[Figure record listings]
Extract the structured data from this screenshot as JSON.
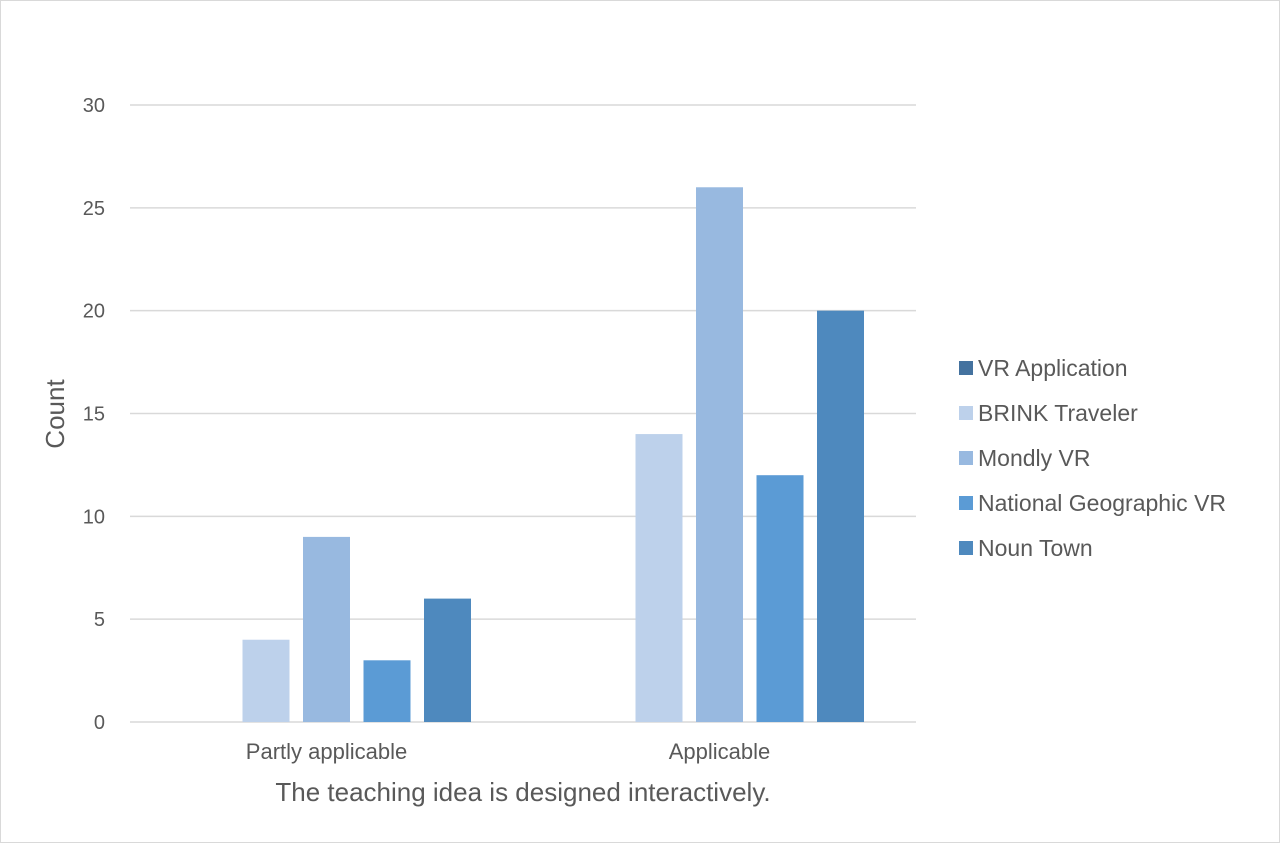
{
  "chart_data": {
    "type": "bar",
    "title": "",
    "xlabel": "The teaching idea is designed interactively.",
    "ylabel": "Count",
    "ylim": [
      0,
      30
    ],
    "yticks": [
      0,
      5,
      10,
      15,
      20,
      25,
      30
    ],
    "grid": true,
    "legend_position": "right",
    "categories": [
      "Partly applicable",
      "Applicable"
    ],
    "series": [
      {
        "name": "VR Application",
        "values": [
          null,
          null
        ],
        "color": "#44729f"
      },
      {
        "name": "BRINK Traveler",
        "values": [
          4,
          14
        ],
        "color": "#bdd1eb"
      },
      {
        "name": "Mondly VR",
        "values": [
          9,
          26
        ],
        "color": "#98b9e0"
      },
      {
        "name": "National Geographic VR",
        "values": [
          3,
          12
        ],
        "color": "#5b9bd5"
      },
      {
        "name": "Noun Town",
        "values": [
          6,
          20
        ],
        "color": "#4e89be"
      }
    ]
  }
}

• _Set problem_
Any pictures should be dropped; transcribe the rest of the records above exactly.

• _The answer_
Extract the structured data from this screenshot as JSON.
{
  "chart_data": {
    "type": "bar",
    "title": "",
    "xlabel": "The teaching idea is designed interactively.",
    "ylabel": "Count",
    "ylim": [
      0,
      30
    ],
    "yticks": [
      0,
      5,
      10,
      15,
      20,
      25,
      30
    ],
    "grid": true,
    "legend_position": "right",
    "categories": [
      "Partly applicable",
      "Applicable"
    ],
    "series": [
      {
        "name": "VR Application",
        "values": [
          null,
          null
        ],
        "color": "#44729f"
      },
      {
        "name": "BRINK Traveler",
        "values": [
          4,
          14
        ],
        "color": "#bdd1eb"
      },
      {
        "name": "Mondly VR",
        "values": [
          9,
          26
        ],
        "color": "#98b9e0"
      },
      {
        "name": "National Geographic VR",
        "values": [
          3,
          12
        ],
        "color": "#5b9bd5"
      },
      {
        "name": "Noun Town",
        "values": [
          6,
          20
        ],
        "color": "#4e89be"
      }
    ]
  }
}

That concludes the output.